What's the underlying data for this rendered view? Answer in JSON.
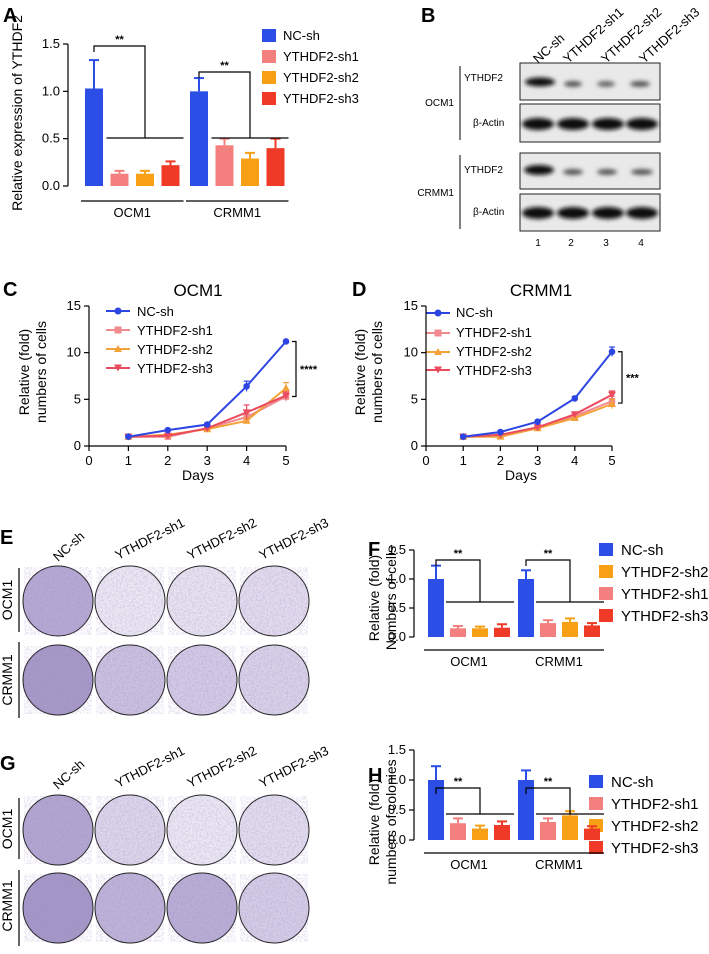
{
  "panel_letters": [
    "A",
    "B",
    "C",
    "D",
    "E",
    "F",
    "G",
    "H"
  ],
  "colors": {
    "nc": "#2b4fe6",
    "sh1": "#f47f7f",
    "sh2": "#f7a015",
    "sh3": "#ee3a27",
    "line_nc": "#2d46e3",
    "line_sh1": "#f08a8e",
    "line_sh2": "#f4a138",
    "line_sh3": "#e94b5f",
    "stain": "#8e7bb4"
  },
  "blot": {
    "lanes": [
      "NC-sh",
      "YTHDF2-sh1",
      "YTHDF2-sh2",
      "YTHDF2-sh3"
    ],
    "lane_numbers": [
      "1",
      "2",
      "3",
      "4"
    ],
    "cell_lines": [
      "OCM1",
      "CRMM1"
    ],
    "protein_labels": [
      "YTHDF2",
      "β-Actin",
      "YTHDF2",
      "β-Actin"
    ]
  },
  "plates": {
    "e_header": [
      "NC-sh",
      "YTHDF2-sh1",
      "YTHDF2-sh2",
      "YTHDF2-sh3"
    ],
    "g_header": [
      "NC-sh",
      "YTHDF2-sh1",
      "YTHDF2-sh2",
      "YTHDF2-sh3"
    ],
    "rows": [
      "OCM1",
      "CRMM1"
    ]
  },
  "chart_data": [
    {
      "id": "A",
      "type": "bar",
      "groups": [
        "OCM1",
        "CRMM1"
      ],
      "ylabel": "Relative expression of YTHDF2",
      "ylim": [
        0,
        1.5
      ],
      "yticks": [
        "0.0",
        "0.5",
        "1.0",
        "1.5"
      ],
      "legend": [
        "NC-sh",
        "YTHDF2-sh1",
        "YTHDF2-sh2",
        "YTHDF2-sh3"
      ],
      "series": [
        {
          "name": "NC-sh",
          "values": [
            1.03,
            1.0
          ],
          "errors": [
            0.3,
            0.14
          ]
        },
        {
          "name": "YTHDF2-sh1",
          "values": [
            0.13,
            0.43
          ],
          "errors": [
            0.03,
            0.07
          ]
        },
        {
          "name": "YTHDF2-sh2",
          "values": [
            0.13,
            0.29
          ],
          "errors": [
            0.03,
            0.06
          ]
        },
        {
          "name": "YTHDF2-sh3",
          "values": [
            0.22,
            0.4
          ],
          "errors": [
            0.04,
            0.1
          ]
        }
      ],
      "significance": [
        "**",
        "**"
      ]
    },
    {
      "id": "C",
      "type": "line",
      "title": "OCM1",
      "xlabel": "Days",
      "ylabel": "Relative (fold) numbers of cells",
      "x": [
        1,
        2,
        3,
        4,
        5
      ],
      "xlim": [
        0,
        5
      ],
      "ylim": [
        0,
        15
      ],
      "xticks": [
        "0",
        "1",
        "2",
        "3",
        "4",
        "5"
      ],
      "yticks": [
        "0",
        "5",
        "10",
        "15"
      ],
      "series": [
        {
          "name": "NC-sh",
          "values": [
            1.0,
            1.7,
            2.3,
            6.4,
            11.2
          ],
          "errors": [
            0.1,
            0.1,
            0.15,
            0.55,
            0.1
          ]
        },
        {
          "name": "YTHDF2-sh1",
          "values": [
            1.0,
            1.0,
            1.9,
            3.1,
            5.3
          ],
          "errors": [
            0.1,
            0.1,
            0.1,
            0.4,
            0.5
          ]
        },
        {
          "name": "YTHDF2-sh2",
          "values": [
            1.0,
            1.2,
            1.8,
            2.7,
            6.2
          ],
          "errors": [
            0.1,
            0.1,
            0.1,
            0.3,
            0.6
          ]
        },
        {
          "name": "YTHDF2-sh3",
          "values": [
            1.0,
            1.1,
            1.9,
            3.6,
            5.4
          ],
          "errors": [
            0.1,
            0.1,
            0.15,
            0.8,
            0.4
          ]
        }
      ],
      "significance": "****"
    },
    {
      "id": "D",
      "type": "line",
      "title": "CRMM1",
      "xlabel": "Days",
      "ylabel": "Relative (fold) numbers of cells",
      "x": [
        1,
        2,
        3,
        4,
        5
      ],
      "xlim": [
        0,
        5
      ],
      "ylim": [
        0,
        15
      ],
      "xticks": [
        "0",
        "1",
        "2",
        "3",
        "4",
        "5"
      ],
      "yticks": [
        "0",
        "5",
        "10",
        "15"
      ],
      "series": [
        {
          "name": "NC-sh",
          "values": [
            1.0,
            1.5,
            2.6,
            5.1,
            10.1
          ],
          "errors": [
            0.1,
            0.1,
            0.15,
            0.2,
            0.5
          ]
        },
        {
          "name": "YTHDF2-sh1",
          "values": [
            1.0,
            1.1,
            2.0,
            3.2,
            4.8
          ],
          "errors": [
            0.1,
            0.1,
            0.1,
            0.2,
            0.5
          ]
        },
        {
          "name": "YTHDF2-sh2",
          "values": [
            1.0,
            1.0,
            1.9,
            3.0,
            4.5
          ],
          "errors": [
            0.1,
            0.1,
            0.1,
            0.2,
            0.5
          ]
        },
        {
          "name": "YTHDF2-sh3",
          "values": [
            1.0,
            1.2,
            2.0,
            3.4,
            5.5
          ],
          "errors": [
            0.1,
            0.1,
            0.1,
            0.2,
            0.4
          ]
        }
      ],
      "significance": "***"
    },
    {
      "id": "F",
      "type": "bar",
      "groups": [
        "OCM1",
        "CRMM1"
      ],
      "ylabel": "Relative (fold) Numbers of cells",
      "ylim": [
        0,
        1.5
      ],
      "yticks": [
        "0.0",
        "0.5",
        "1.0",
        "1.5"
      ],
      "legend": [
        "NC-sh",
        "YTHDF2-sh2",
        "YTHDF2-sh1",
        "YTHDF2-sh3"
      ],
      "series": [
        {
          "name": "NC-sh",
          "values": [
            1.0,
            1.0
          ],
          "errors": [
            0.23,
            0.15
          ]
        },
        {
          "name": "YTHDF2-sh1",
          "values": [
            0.15,
            0.24
          ],
          "errors": [
            0.04,
            0.05
          ]
        },
        {
          "name": "YTHDF2-sh2",
          "values": [
            0.15,
            0.26
          ],
          "errors": [
            0.03,
            0.06
          ]
        },
        {
          "name": "YTHDF2-sh3",
          "values": [
            0.16,
            0.2
          ],
          "errors": [
            0.06,
            0.04
          ]
        }
      ],
      "significance": [
        "**",
        "**"
      ]
    },
    {
      "id": "H",
      "type": "bar",
      "groups": [
        "OCM1",
        "CRMM1"
      ],
      "ylabel": "Relative (fold) numbers of colonies",
      "ylim": [
        0,
        1.5
      ],
      "yticks": [
        "0.0",
        "0.5",
        "1.0",
        "1.5"
      ],
      "legend": [
        "NC-sh",
        "YTHDF2-sh1",
        "YTHDF2-sh2",
        "YTHDF2-sh3"
      ],
      "series": [
        {
          "name": "NC-sh",
          "values": [
            1.0,
            1.0
          ],
          "errors": [
            0.23,
            0.16
          ]
        },
        {
          "name": "YTHDF2-sh1",
          "values": [
            0.28,
            0.3
          ],
          "errors": [
            0.08,
            0.06
          ]
        },
        {
          "name": "YTHDF2-sh2",
          "values": [
            0.19,
            0.41
          ],
          "errors": [
            0.05,
            0.07
          ]
        },
        {
          "name": "YTHDF2-sh3",
          "values": [
            0.25,
            0.19
          ],
          "errors": [
            0.06,
            0.04
          ]
        }
      ],
      "significance": [
        "**",
        "**"
      ]
    }
  ]
}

○ ○ ○ ○

● WHAT YOU HAVE TO DO:
When you copy the data above, keep each line exact and omit the pictures.

● FINISHED EXERCISE:
What's the underlying data for this rendered view? Answer in JSON.
{
  "panel_letters": [
    "A",
    "B",
    "C",
    "D",
    "E",
    "F",
    "G",
    "H"
  ],
  "colors": {
    "nc": "#2b4fe6",
    "sh1": "#f47f7f",
    "sh2": "#f7a015",
    "sh3": "#ee3a27",
    "line_nc": "#2d46e3",
    "line_sh1": "#f08a8e",
    "line_sh2": "#f4a138",
    "line_sh3": "#e94b5f",
    "stain": "#8e7bb4"
  },
  "blot": {
    "lanes": [
      "NC-sh",
      "YTHDF2-sh1",
      "YTHDF2-sh2",
      "YTHDF2-sh3"
    ],
    "lane_numbers": [
      "1",
      "2",
      "3",
      "4"
    ],
    "cell_lines": [
      "OCM1",
      "CRMM1"
    ],
    "protein_labels": [
      "YTHDF2",
      "β-Actin",
      "YTHDF2",
      "β-Actin"
    ]
  },
  "plates": {
    "e_header": [
      "NC-sh",
      "YTHDF2-sh1",
      "YTHDF2-sh2",
      "YTHDF2-sh3"
    ],
    "g_header": [
      "NC-sh",
      "YTHDF2-sh1",
      "YTHDF2-sh2",
      "YTHDF2-sh3"
    ],
    "rows": [
      "OCM1",
      "CRMM1"
    ]
  },
  "chart_data": [
    {
      "id": "A",
      "type": "bar",
      "groups": [
        "OCM1",
        "CRMM1"
      ],
      "ylabel": "Relative expression of YTHDF2",
      "ylim": [
        0,
        1.5
      ],
      "yticks": [
        "0.0",
        "0.5",
        "1.0",
        "1.5"
      ],
      "legend": [
        "NC-sh",
        "YTHDF2-sh1",
        "YTHDF2-sh2",
        "YTHDF2-sh3"
      ],
      "series": [
        {
          "name": "NC-sh",
          "values": [
            1.03,
            1.0
          ],
          "errors": [
            0.3,
            0.14
          ]
        },
        {
          "name": "YTHDF2-sh1",
          "values": [
            0.13,
            0.43
          ],
          "errors": [
            0.03,
            0.07
          ]
        },
        {
          "name": "YTHDF2-sh2",
          "values": [
            0.13,
            0.29
          ],
          "errors": [
            0.03,
            0.06
          ]
        },
        {
          "name": "YTHDF2-sh3",
          "values": [
            0.22,
            0.4
          ],
          "errors": [
            0.04,
            0.1
          ]
        }
      ],
      "significance": [
        "**",
        "**"
      ]
    },
    {
      "id": "C",
      "type": "line",
      "title": "OCM1",
      "xlabel": "Days",
      "ylabel": "Relative (fold) numbers of cells",
      "x": [
        1,
        2,
        3,
        4,
        5
      ],
      "xlim": [
        0,
        5
      ],
      "ylim": [
        0,
        15
      ],
      "xticks": [
        "0",
        "1",
        "2",
        "3",
        "4",
        "5"
      ],
      "yticks": [
        "0",
        "5",
        "10",
        "15"
      ],
      "series": [
        {
          "name": "NC-sh",
          "values": [
            1.0,
            1.7,
            2.3,
            6.4,
            11.2
          ],
          "errors": [
            0.1,
            0.1,
            0.15,
            0.55,
            0.1
          ]
        },
        {
          "name": "YTHDF2-sh1",
          "values": [
            1.0,
            1.0,
            1.9,
            3.1,
            5.3
          ],
          "errors": [
            0.1,
            0.1,
            0.1,
            0.4,
            0.5
          ]
        },
        {
          "name": "YTHDF2-sh2",
          "values": [
            1.0,
            1.2,
            1.8,
            2.7,
            6.2
          ],
          "errors": [
            0.1,
            0.1,
            0.1,
            0.3,
            0.6
          ]
        },
        {
          "name": "YTHDF2-sh3",
          "values": [
            1.0,
            1.1,
            1.9,
            3.6,
            5.4
          ],
          "errors": [
            0.1,
            0.1,
            0.15,
            0.8,
            0.4
          ]
        }
      ],
      "significance": "****"
    },
    {
      "id": "D",
      "type": "line",
      "title": "CRMM1",
      "xlabel": "Days",
      "ylabel": "Relative (fold) numbers of cells",
      "x": [
        1,
        2,
        3,
        4,
        5
      ],
      "xlim": [
        0,
        5
      ],
      "ylim": [
        0,
        15
      ],
      "xticks": [
        "0",
        "1",
        "2",
        "3",
        "4",
        "5"
      ],
      "yticks": [
        "0",
        "5",
        "10",
        "15"
      ],
      "series": [
        {
          "name": "NC-sh",
          "values": [
            1.0,
            1.5,
            2.6,
            5.1,
            10.1
          ],
          "errors": [
            0.1,
            0.1,
            0.15,
            0.2,
            0.5
          ]
        },
        {
          "name": "YTHDF2-sh1",
          "values": [
            1.0,
            1.1,
            2.0,
            3.2,
            4.8
          ],
          "errors": [
            0.1,
            0.1,
            0.1,
            0.2,
            0.5
          ]
        },
        {
          "name": "YTHDF2-sh2",
          "values": [
            1.0,
            1.0,
            1.9,
            3.0,
            4.5
          ],
          "errors": [
            0.1,
            0.1,
            0.1,
            0.2,
            0.5
          ]
        },
        {
          "name": "YTHDF2-sh3",
          "values": [
            1.0,
            1.2,
            2.0,
            3.4,
            5.5
          ],
          "errors": [
            0.1,
            0.1,
            0.1,
            0.2,
            0.4
          ]
        }
      ],
      "significance": "***"
    },
    {
      "id": "F",
      "type": "bar",
      "groups": [
        "OCM1",
        "CRMM1"
      ],
      "ylabel": "Relative (fold) Numbers of cells",
      "ylim": [
        0,
        1.5
      ],
      "yticks": [
        "0.0",
        "0.5",
        "1.0",
        "1.5"
      ],
      "legend": [
        "NC-sh",
        "YTHDF2-sh2",
        "YTHDF2-sh1",
        "YTHDF2-sh3"
      ],
      "series": [
        {
          "name": "NC-sh",
          "values": [
            1.0,
            1.0
          ],
          "errors": [
            0.23,
            0.15
          ]
        },
        {
          "name": "YTHDF2-sh1",
          "values": [
            0.15,
            0.24
          ],
          "errors": [
            0.04,
            0.05
          ]
        },
        {
          "name": "YTHDF2-sh2",
          "values": [
            0.15,
            0.26
          ],
          "errors": [
            0.03,
            0.06
          ]
        },
        {
          "name": "YTHDF2-sh3",
          "values": [
            0.16,
            0.2
          ],
          "errors": [
            0.06,
            0.04
          ]
        }
      ],
      "significance": [
        "**",
        "**"
      ]
    },
    {
      "id": "H",
      "type": "bar",
      "groups": [
        "OCM1",
        "CRMM1"
      ],
      "ylabel": "Relative (fold) numbers of colonies",
      "ylim": [
        0,
        1.5
      ],
      "yticks": [
        "0.0",
        "0.5",
        "1.0",
        "1.5"
      ],
      "legend": [
        "NC-sh",
        "YTHDF2-sh1",
        "YTHDF2-sh2",
        "YTHDF2-sh3"
      ],
      "series": [
        {
          "name": "NC-sh",
          "values": [
            1.0,
            1.0
          ],
          "errors": [
            0.23,
            0.16
          ]
        },
        {
          "name": "YTHDF2-sh1",
          "values": [
            0.28,
            0.3
          ],
          "errors": [
            0.08,
            0.06
          ]
        },
        {
          "name": "YTHDF2-sh2",
          "values": [
            0.19,
            0.41
          ],
          "errors": [
            0.05,
            0.07
          ]
        },
        {
          "name": "YTHDF2-sh3",
          "values": [
            0.25,
            0.19
          ],
          "errors": [
            0.06,
            0.04
          ]
        }
      ],
      "significance": [
        "**",
        "**"
      ]
    }
  ]
}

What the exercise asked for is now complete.